[Stated task] Rewrite the stretch of data from the line containing "- network-encryption: Encryption: mixed WPA/WPA2" through the line containing "- rate-tx: 2268.5", replacing "Short GI" with "Long GI" and leaving everything else unchanged.

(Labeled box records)
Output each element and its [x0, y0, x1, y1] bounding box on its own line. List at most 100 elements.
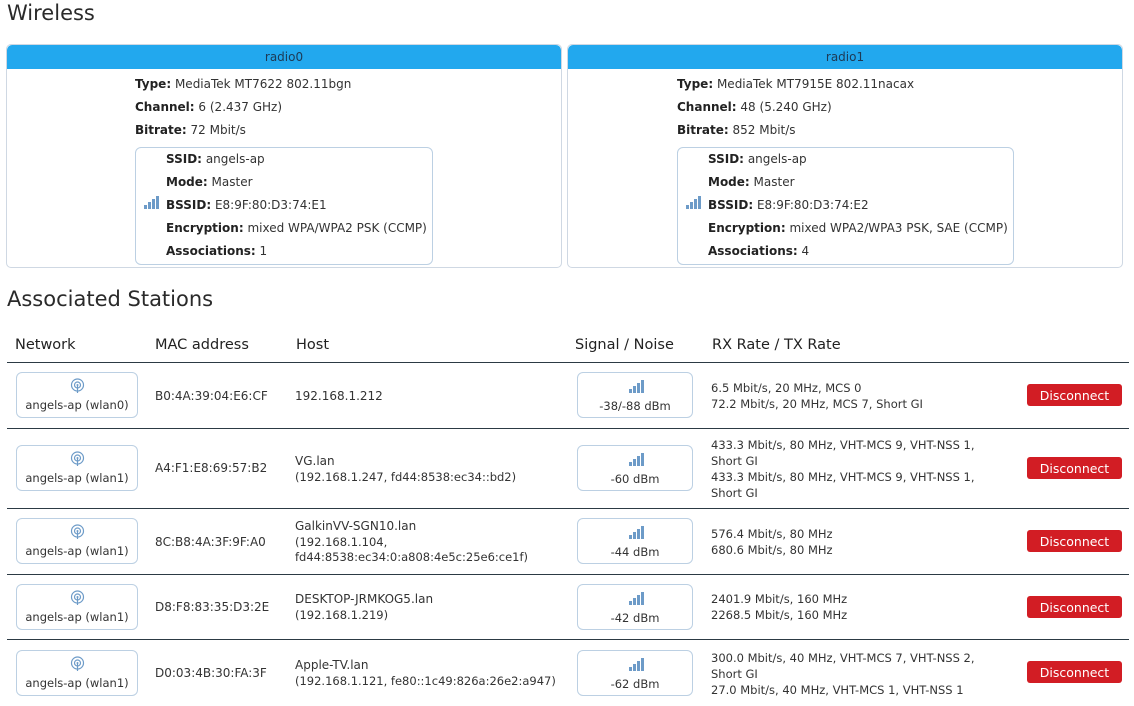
- network-encryption: Encryption: mixed WPA/WPA2 PSK (CCMP): [166, 221, 427, 235]
- host-name: GalkinVV-SGN10.lan: [295, 519, 417, 533]
- radio-channel: Channel: 48 (5.240 GHz): [677, 100, 832, 114]
- network-badge: angels-ap (wlan1): [16, 445, 138, 491]
- disconnect-button[interactable]: Disconnect: [1027, 384, 1122, 406]
- host-detail: (192.168.1.219): [295, 608, 389, 622]
- signal-badge: -42 dBm: [577, 584, 693, 630]
- network-badge: angels-ap (wlan1): [16, 518, 138, 564]
- column-header-rate: RX Rate / TX Rate: [712, 337, 841, 353]
- rate-line: Short GI: [711, 667, 758, 681]
- radio-type: Type: MediaTek MT7622 802.11bgn: [135, 77, 352, 91]
- rate-line: Short GI: [711, 486, 758, 500]
- mac-address: A4:F1:E8:69:57:B2: [155, 461, 268, 475]
- radio-header: radio1: [568, 45, 1122, 69]
- signal-bars-icon: [686, 196, 701, 209]
- network-encryption: Encryption: mixed WPA2/WPA3 PSK, SAE (CC…: [708, 221, 1008, 235]
- rate-tx: 72.2 Mbit/s, 20 MHz, MCS 7, Short GI: [711, 397, 923, 411]
- signal-bars-icon: [629, 592, 644, 605]
- disconnect-button[interactable]: Disconnect: [1027, 457, 1122, 479]
- host-detail: (192.168.1.121, fe80::1c49:826a:26e2:a94…: [295, 674, 556, 688]
- network-label: angels-ap (wlan1): [25, 471, 129, 485]
- column-header-host: Host: [296, 337, 330, 353]
- rate-tx: 2268.5 Mbit/s, 160 MHz: [711, 608, 848, 622]
- disconnect-button[interactable]: Disconnect: [1027, 661, 1122, 683]
- mac-address: D0:03:4B:30:FA:3F: [155, 666, 267, 680]
- host-detail: (192.168.1.247, fd44:8538:ec34::bd2): [295, 470, 517, 484]
- mac-address: B0:4A:39:04:E6:CF: [155, 389, 268, 403]
- rate-line: 300.0 Mbit/s, 40 MHz, VHT-MCS 7, VHT-NSS…: [711, 651, 975, 665]
- signal-value: -44 dBm: [610, 545, 660, 559]
- signal-bars-icon: [144, 196, 159, 209]
- signal-value: -62 dBm: [610, 677, 660, 691]
- wireless-icon: [70, 524, 85, 539]
- mac-address: 8C:B8:4A:3F:9F:A0: [155, 535, 266, 549]
- mac-address: D8:F8:83:35:D3:2E: [155, 600, 270, 614]
- table-row: angels-ap (wlan1) A4:F1:E8:69:57:B2 VG.l…: [7, 429, 1129, 509]
- table-row: angels-ap (wlan0) B0:4A:39:04:E6:CF 192.…: [7, 363, 1129, 429]
- wireless-icon: [70, 451, 85, 466]
- signal-badge: -38/-88 dBm: [577, 372, 693, 418]
- network-bssid: BSSID: E8:9F:80:D3:74:E1: [166, 198, 327, 212]
- radio-bitrate: Bitrate: 852 Mbit/s: [677, 123, 796, 137]
- column-header-mac: MAC address: [155, 337, 249, 353]
- host-detail: fd44:8538:ec34:0:a808:4e5c:25e6:ce1f): [295, 550, 529, 564]
- rate-line: 433.3 Mbit/s, 80 MHz, VHT-MCS 9, VHT-NSS…: [711, 470, 975, 484]
- network-label: angels-ap (wlan1): [25, 676, 129, 690]
- network-badge: angels-ap (wlan1): [16, 650, 138, 696]
- network-bssid: BSSID: E8:9F:80:D3:74:E2: [708, 198, 869, 212]
- network-mode: Mode: Master: [708, 175, 795, 189]
- network-box: SSID: angels-ap Mode: Master BSSID: E8:9…: [677, 147, 1014, 265]
- radio1-card: radio1 Type: MediaTek MT7915E 802.11naca…: [567, 44, 1123, 268]
- radio0-card: radio0 Type: MediaTek MT7622 802.11bgn C…: [6, 44, 562, 268]
- table-row: angels-ap (wlan1) D0:03:4B:30:FA:3F Appl…: [7, 640, 1129, 706]
- rate-rx: 2401.9 Mbit/s, 160 MHz: [711, 592, 848, 606]
- network-mode: Mode: Master: [166, 175, 253, 189]
- network-associations: Associations: 1: [166, 244, 268, 258]
- host-name: Apple-TV.lan: [295, 658, 369, 672]
- host-name: VG.lan: [295, 454, 335, 468]
- network-label: angels-ap (wlan1): [25, 544, 129, 558]
- network-associations: Associations: 4: [708, 244, 810, 258]
- rate-line: 433.3 Mbit/s, 80 MHz, VHT-MCS 9, VHT-NSS…: [711, 438, 975, 452]
- page-title: Wireless: [7, 1, 95, 25]
- radio-header: radio0: [7, 45, 561, 69]
- network-box: SSID: angels-ap Mode: Master BSSID: E8:9…: [135, 147, 433, 265]
- radio-channel: Channel: 6 (2.437 GHz): [135, 100, 283, 114]
- column-header-signal: Signal / Noise: [575, 337, 674, 353]
- signal-value: -38/-88 dBm: [599, 399, 671, 413]
- column-header-network: Network: [15, 337, 76, 353]
- section-title: Associated Stations: [7, 287, 214, 311]
- network-ssid: SSID: angels-ap: [166, 152, 265, 166]
- signal-bars-icon: [629, 658, 644, 671]
- rate-line: Short GI: [711, 454, 758, 468]
- host-name: 192.168.1.212: [295, 389, 383, 403]
- table-row: angels-ap (wlan1) 8C:B8:4A:3F:9F:A0 Galk…: [7, 509, 1129, 575]
- network-badge: angels-ap (wlan1): [16, 584, 138, 630]
- radio-bitrate: Bitrate: 72 Mbit/s: [135, 123, 246, 137]
- network-label: angels-ap (wlan0): [25, 398, 129, 412]
- disconnect-button[interactable]: Disconnect: [1027, 596, 1122, 618]
- wireless-icon: [70, 378, 85, 393]
- signal-badge: -44 dBm: [577, 518, 693, 564]
- rate-rx: 6.5 Mbit/s, 20 MHz, MCS 0: [711, 381, 862, 395]
- signal-bars-icon: [629, 380, 644, 393]
- rate-line: 27.0 Mbit/s, 40 MHz, VHT-MCS 1, VHT-NSS …: [711, 683, 964, 697]
- network-ssid: SSID: angels-ap: [708, 152, 807, 166]
- signal-bars-icon: [629, 526, 644, 539]
- rate-rx: 576.4 Mbit/s, 80 MHz: [711, 527, 833, 541]
- wireless-icon: [70, 590, 85, 605]
- wireless-icon: [70, 656, 85, 671]
- signal-bars-icon: [629, 453, 644, 466]
- host-detail: (192.168.1.104,: [295, 535, 388, 549]
- signal-badge: -60 dBm: [577, 445, 693, 491]
- network-badge: angels-ap (wlan0): [16, 372, 138, 418]
- table-header: Network MAC address Host Signal / Noise …: [7, 336, 1129, 363]
- network-label: angels-ap (wlan1): [25, 610, 129, 624]
- host-name: DESKTOP-JRMKOG5.lan: [295, 592, 434, 606]
- signal-value: -42 dBm: [610, 611, 660, 625]
- disconnect-button[interactable]: Disconnect: [1027, 530, 1122, 552]
- signal-value: -60 dBm: [610, 472, 660, 486]
- radio-type: Type: MediaTek MT7915E 802.11nacax: [677, 77, 915, 91]
- signal-badge: -62 dBm: [577, 650, 693, 696]
- rate-tx: 680.6 Mbit/s, 80 MHz: [711, 543, 833, 557]
- table-row: angels-ap (wlan1) D8:F8:83:35:D3:2E DESK…: [7, 575, 1129, 640]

[Final answer]
- network-encryption: Encryption: mixed WPA/WPA2 PSK (CCMP): [166, 221, 427, 235]
- host-name: GalkinVV-SGN10.lan: [295, 519, 417, 533]
- radio-channel: Channel: 48 (5.240 GHz): [677, 100, 832, 114]
- network-badge: angels-ap (wlan1): [16, 445, 138, 491]
- disconnect-button[interactable]: Disconnect: [1027, 384, 1122, 406]
- host-detail: (192.168.1.219): [295, 608, 389, 622]
- signal-badge: -42 dBm: [577, 584, 693, 630]
- network-badge: angels-ap (wlan1): [16, 518, 138, 564]
- column-header-rate: RX Rate / TX Rate: [712, 337, 841, 353]
- rate-line: Long GI: [711, 667, 758, 681]
- radio-type: Type: MediaTek MT7622 802.11bgn: [135, 77, 352, 91]
- rate-line: Long GI: [711, 486, 758, 500]
- mac-address: A4:F1:E8:69:57:B2: [155, 461, 268, 475]
- radio-header: radio1: [568, 45, 1122, 69]
- signal-bars-icon: [686, 196, 701, 209]
- network-encryption: Encryption: mixed WPA2/WPA3 PSK, SAE (CC…: [708, 221, 1008, 235]
- rate-tx: 72.2 Mbit/s, 20 MHz, MCS 7, Long GI: [711, 397, 923, 411]
- signal-bars-icon: [629, 592, 644, 605]
- disconnect-button[interactable]: Disconnect: [1027, 457, 1122, 479]
- host-detail: (192.168.1.121, fe80::1c49:826a:26e2:a94…: [295, 674, 556, 688]
- network-label: angels-ap (wlan1): [25, 471, 129, 485]
- column-header-host: Host: [296, 337, 330, 353]
- rate-tx: 2268.5 Mbit/s, 160 MHz: [711, 608, 848, 622]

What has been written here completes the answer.